CHALLENGE » Read the data and repeat all of it exactly.
--- start of LISTED ENTRIES ---
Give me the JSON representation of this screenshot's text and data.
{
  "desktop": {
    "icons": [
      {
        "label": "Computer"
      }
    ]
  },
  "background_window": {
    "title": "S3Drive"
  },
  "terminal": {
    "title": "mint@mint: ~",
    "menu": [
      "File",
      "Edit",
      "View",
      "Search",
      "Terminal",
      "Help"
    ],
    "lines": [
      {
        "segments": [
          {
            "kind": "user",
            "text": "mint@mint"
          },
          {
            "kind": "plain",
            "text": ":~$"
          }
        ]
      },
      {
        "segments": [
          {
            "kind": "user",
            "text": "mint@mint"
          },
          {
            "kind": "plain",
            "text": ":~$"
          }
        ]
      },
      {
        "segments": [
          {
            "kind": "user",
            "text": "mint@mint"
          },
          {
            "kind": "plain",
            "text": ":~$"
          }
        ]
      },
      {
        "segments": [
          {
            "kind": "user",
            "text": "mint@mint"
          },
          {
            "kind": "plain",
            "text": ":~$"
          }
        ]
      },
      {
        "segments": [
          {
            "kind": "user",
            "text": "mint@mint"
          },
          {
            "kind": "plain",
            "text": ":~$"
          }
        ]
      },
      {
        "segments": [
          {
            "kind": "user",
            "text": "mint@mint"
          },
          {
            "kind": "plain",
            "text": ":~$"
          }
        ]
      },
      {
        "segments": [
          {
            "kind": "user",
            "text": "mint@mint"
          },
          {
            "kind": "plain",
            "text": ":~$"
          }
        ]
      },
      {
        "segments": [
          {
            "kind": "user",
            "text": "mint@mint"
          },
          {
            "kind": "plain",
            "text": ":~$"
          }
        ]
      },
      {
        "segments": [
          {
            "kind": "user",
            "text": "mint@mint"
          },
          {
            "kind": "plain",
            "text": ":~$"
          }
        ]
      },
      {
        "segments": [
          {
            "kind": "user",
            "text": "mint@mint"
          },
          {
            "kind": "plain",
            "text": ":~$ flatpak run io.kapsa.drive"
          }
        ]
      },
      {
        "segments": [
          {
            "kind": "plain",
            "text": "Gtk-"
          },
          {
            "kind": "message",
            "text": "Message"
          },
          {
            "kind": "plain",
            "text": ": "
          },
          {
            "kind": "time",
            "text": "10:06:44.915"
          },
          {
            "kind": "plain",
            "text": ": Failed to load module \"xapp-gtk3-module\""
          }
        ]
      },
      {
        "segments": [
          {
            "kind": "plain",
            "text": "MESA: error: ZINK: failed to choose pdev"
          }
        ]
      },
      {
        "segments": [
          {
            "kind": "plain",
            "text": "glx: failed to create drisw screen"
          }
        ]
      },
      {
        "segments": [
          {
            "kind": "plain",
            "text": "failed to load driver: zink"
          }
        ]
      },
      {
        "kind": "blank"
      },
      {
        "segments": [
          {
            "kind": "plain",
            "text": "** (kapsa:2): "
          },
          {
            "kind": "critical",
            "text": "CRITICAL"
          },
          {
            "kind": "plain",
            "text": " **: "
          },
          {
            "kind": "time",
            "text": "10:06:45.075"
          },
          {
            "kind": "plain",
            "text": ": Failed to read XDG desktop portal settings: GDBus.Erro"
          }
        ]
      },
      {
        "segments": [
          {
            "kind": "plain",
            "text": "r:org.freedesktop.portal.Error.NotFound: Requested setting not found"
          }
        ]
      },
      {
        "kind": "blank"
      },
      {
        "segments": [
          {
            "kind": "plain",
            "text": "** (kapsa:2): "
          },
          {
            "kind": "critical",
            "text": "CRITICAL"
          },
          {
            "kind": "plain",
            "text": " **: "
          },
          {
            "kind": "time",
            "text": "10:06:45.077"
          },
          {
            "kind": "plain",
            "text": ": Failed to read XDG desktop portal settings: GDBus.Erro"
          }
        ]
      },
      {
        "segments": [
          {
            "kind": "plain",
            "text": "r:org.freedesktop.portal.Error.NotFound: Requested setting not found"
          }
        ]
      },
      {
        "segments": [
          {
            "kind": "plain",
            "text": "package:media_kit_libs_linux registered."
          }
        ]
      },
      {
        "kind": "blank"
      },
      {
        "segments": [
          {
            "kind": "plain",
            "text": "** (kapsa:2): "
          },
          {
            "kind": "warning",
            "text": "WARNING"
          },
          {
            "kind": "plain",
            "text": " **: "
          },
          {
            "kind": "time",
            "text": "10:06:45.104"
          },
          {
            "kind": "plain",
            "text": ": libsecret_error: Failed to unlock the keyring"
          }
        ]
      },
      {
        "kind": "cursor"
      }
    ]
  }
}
--- end of LISTED ENTRIES ---
WRITTEN RESPONSE »
Give me the JSON representation of this screenshot's text and data.
{
  "desktop": {
    "icons": [
      {
        "label": "Computer"
      }
    ]
  },
  "background_window": {
    "title": "S3Drive"
  },
  "terminal": {
    "title": "mint@mint: ~",
    "menu": [
      "File",
      "Edit",
      "View",
      "Search",
      "Terminal",
      "Help"
    ],
    "lines": [
      {
        "segments": [
          {
            "kind": "user",
            "text": "mint@mint"
          },
          {
            "kind": "plain",
            "text": ":~$"
          }
        ]
      },
      {
        "segments": [
          {
            "kind": "user",
            "text": "mint@mint"
          },
          {
            "kind": "plain",
            "text": ":~$"
          }
        ]
      },
      {
        "segments": [
          {
            "kind": "user",
            "text": "mint@mint"
          },
          {
            "kind": "plain",
            "text": ":~$"
          }
        ]
      },
      {
        "segments": [
          {
            "kind": "user",
            "text": "mint@mint"
          },
          {
            "kind": "plain",
            "text": ":~$"
          }
        ]
      },
      {
        "segments": [
          {
            "kind": "user",
            "text": "mint@mint"
          },
          {
            "kind": "plain",
            "text": ":~$"
          }
        ]
      },
      {
        "segments": [
          {
            "kind": "user",
            "text": "mint@mint"
          },
          {
            "kind": "plain",
            "text": ":~$"
          }
        ]
      },
      {
        "segments": [
          {
            "kind": "user",
            "text": "mint@mint"
          },
          {
            "kind": "plain",
            "text": ":~$"
          }
        ]
      },
      {
        "segments": [
          {
            "kind": "user",
            "text": "mint@mint"
          },
          {
            "kind": "plain",
            "text": ":~$"
          }
        ]
      },
      {
        "segments": [
          {
            "kind": "user",
            "text": "mint@mint"
          },
          {
            "kind": "plain",
            "text": ":~$"
          }
        ]
      },
      {
        "segments": [
          {
            "kind": "user",
            "text": "mint@mint"
          },
          {
            "kind": "plain",
            "text": ":~$ flatpak run io.kapsa.drive"
          }
        ]
      },
      {
        "segments": [
          {
            "kind": "plain",
            "text": "Gtk-"
          },
          {
            "kind": "message",
            "text": "Message"
          },
          {
            "kind": "plain",
            "text": ": "
          },
          {
            "kind": "time",
            "text": "10:06:44.915"
          },
          {
            "kind": "plain",
            "text": ": Failed to load module \"xapp-gtk3-module\""
          }
        ]
      },
      {
        "segments": [
          {
            "kind": "plain",
            "text": "MESA: error: ZINK: failed to choose pdev"
          }
        ]
      },
      {
        "segments": [
          {
            "kind": "plain",
            "text": "glx: failed to create drisw screen"
          }
        ]
      },
      {
        "segments": [
          {
            "kind": "plain",
            "text": "failed to load driver: zink"
          }
        ]
      },
      {
        "kind": "blank"
      },
      {
        "segments": [
          {
            "kind": "plain",
            "text": "** (kapsa:2): "
          },
          {
            "kind": "critical",
            "text": "CRITICAL"
          },
          {
            "kind": "plain",
            "text": " **: "
          },
          {
            "kind": "time",
            "text": "10:06:45.075"
          },
          {
            "kind": "plain",
            "text": ": Failed to read XDG desktop portal settings: GDBus.Erro"
          }
        ]
      },
      {
        "segments": [
          {
            "kind": "plain",
            "text": "r:org.freedesktop.portal.Error.NotFound: Requested setting not found"
          }
        ]
      },
      {
        "kind": "blank"
      },
      {
        "segments": [
          {
            "kind": "plain",
            "text": "** (kapsa:2): "
          },
          {
            "kind": "critical",
            "text": "CRITICAL"
          },
          {
            "kind": "plain",
            "text": " **: "
          },
          {
            "kind": "time",
            "text": "10:06:45.077"
          },
          {
            "kind": "plain",
            "text": ": Failed to read XDG desktop portal settings: GDBus.Erro"
          }
        ]
      },
      {
        "segments": [
          {
            "kind": "plain",
            "text": "r:org.freedesktop.portal.Error.NotFound: Requested setting not found"
          }
        ]
      },
      {
        "segments": [
          {
            "kind": "plain",
            "text": "package:media_kit_libs_linux registered."
          }
        ]
      },
      {
        "kind": "blank"
      },
      {
        "segments": [
          {
            "kind": "plain",
            "text": "** (kapsa:2): "
          },
          {
            "kind": "warning",
            "text": "WARNING"
          },
          {
            "kind": "plain",
            "text": " **: "
          },
          {
            "kind": "time",
            "text": "10:06:45.104"
          },
          {
            "kind": "plain",
            "text": ": libsecret_error: Failed to unlock the keyring"
          }
        ]
      },
      {
        "kind": "cursor"
      }
    ]
  }
}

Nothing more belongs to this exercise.